> Records shown
^^^^^^^^^^^^^^^^
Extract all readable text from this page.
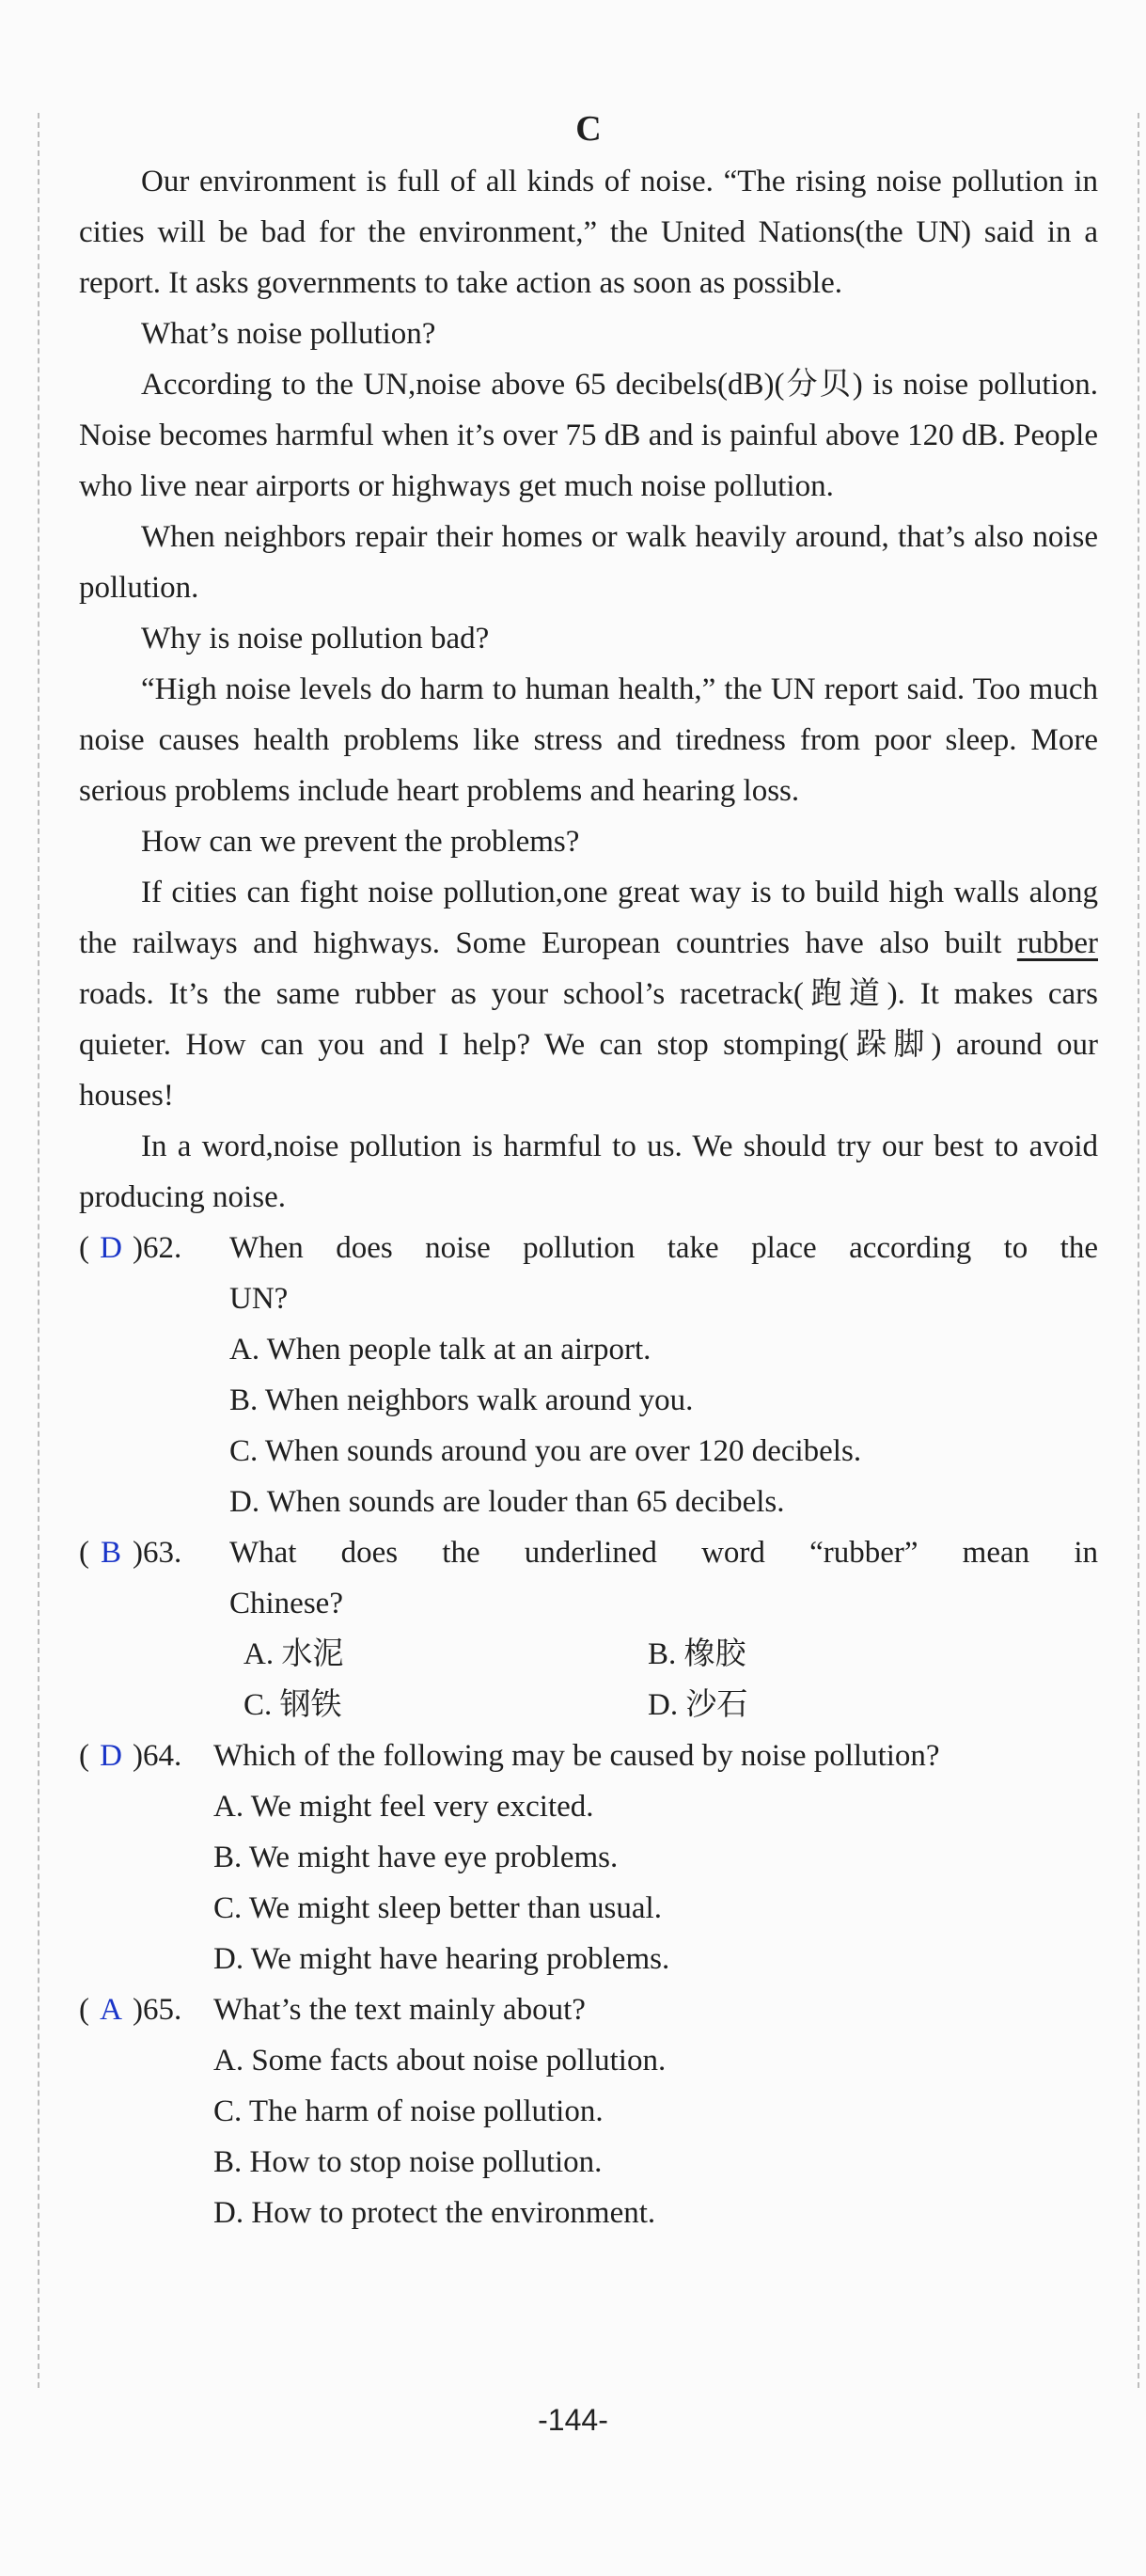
C

Our environment is full of all kinds of noise. “The rising noise pollution in cities will be bad for the environment,” the United Nations(the UN) said in a report. It asks governments to take action as soon as possible.

What’s noise pollution?

According to the UN,noise above 65 decibels(dB)(分贝) is noise pollution. Noise becomes harmful when it’s over 75 dB and is painful above 120 dB. People who live near airports or highways get much noise pollution.

When neighbors repair their homes or walk heavily around, that’s also noise pollution.

Why is noise pollution bad?

“High noise levels do harm to human health,” the UN report said. Too much noise causes health problems like stress and tiredness from poor sleep. More serious problems include heart problems and hearing loss.

How can we prevent the problems?

If cities can fight noise pollution,one great way is to build high walls along the railways and highways. Some European countries have also built rubber roads. It’s the same rubber as your school’s racetrack(跑道). It makes cars quieter. How can you and I help? We can stop stomping(跺脚) around our houses!

In a word,noise pollution is harmful to us. We should try our best to avoid producing noise.

( D )62.	When does noise pollution take place according to the

UN?

A. When people talk at an airport.

B. When neighbors walk around you.

C. When sounds around you are over 120 decibels.

D. When sounds are louder than 65 decibels.

( B )63.	What does the underlined word “rubber” mean in

Chinese?

A. 水泥	B. 橡胶
C. 钢铁	D. 沙石
( D )64.	Which of the following may be caused by noise pollution?

A. We might feel very excited.

B. We might have eye problems.

C. We might sleep better than usual.

D. We might have hearing problems.

( A )65.	What’s the text mainly about?

A. Some facts about noise pollution.

C. The harm of noise pollution.

B. How to stop noise pollution.

D. How to protect the environment.

-144-
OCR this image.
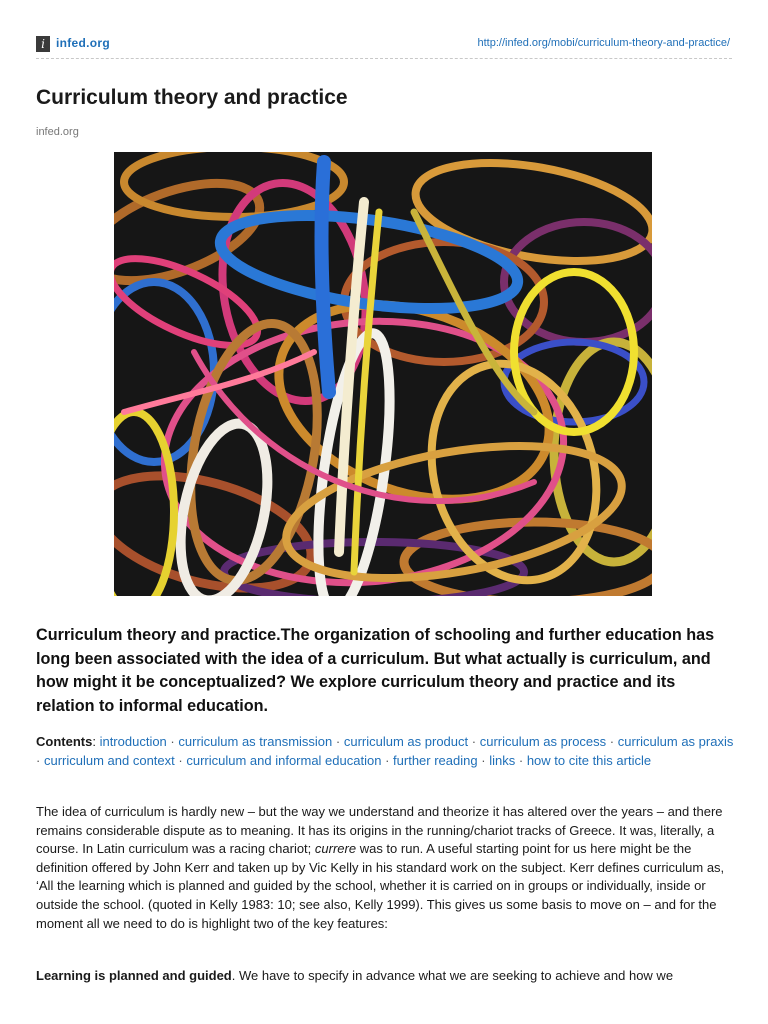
i infed.org	http://infed.org/mobi/curriculum-theory-and-practice/
Curriculum theory and practice
infed.org

Curriculum theory and practice.The organization of schooling and further education has long been associated with the idea of a curriculum. But what actually is curriculum, and how might it be conceptualized? We explore curriculum theory and practice and its relation to informal education.

Contents: introduction · curriculum as transmission · curriculum as product · curriculum as process · curriculum as praxis · curriculum and context · curriculum and informal education · further reading · links · how to cite this article

The idea of curriculum is hardly new – but the way we understand and theorize it has altered over the years – and there remains considerable dispute as to meaning. It has its origins in the running/chariot tracks of Greece. It was, literally, a course. In Latin curriculum was a racing chariot; currere was to run. A useful starting point for us here might be the definition offered by John Kerr and taken up by Vic Kelly in his standard work on the subject. Kerr defines curriculum as, ‘All the learning which is planned and guided by the school, whether it is carried on in groups or individually, inside or outside the school. (quoted in Kelly 1983: 10; see also, Kelly 1999). This gives us some basis to move on – and for the moment all we need to do is highlight two of the key features:

Learning is planned and guided. We have to specify in advance what we are seeking to achieve and how we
^^^^^^^^^^^^^^^^
> Directions for this task
Gather every line from the listing above in which the word "report" appears.

> Result
Our environment is full of all kinds of noise. “The rising noise pollution in cities will be bad for the environment,” the United Nations(the UN) said in a report. It asks governments to take action as soon as possible.
“High noise levels do harm to human health,” the UN report said. Too much noise causes health problems like stress and tiredness from poor sleep. More serious problems include heart problems and hearing loss.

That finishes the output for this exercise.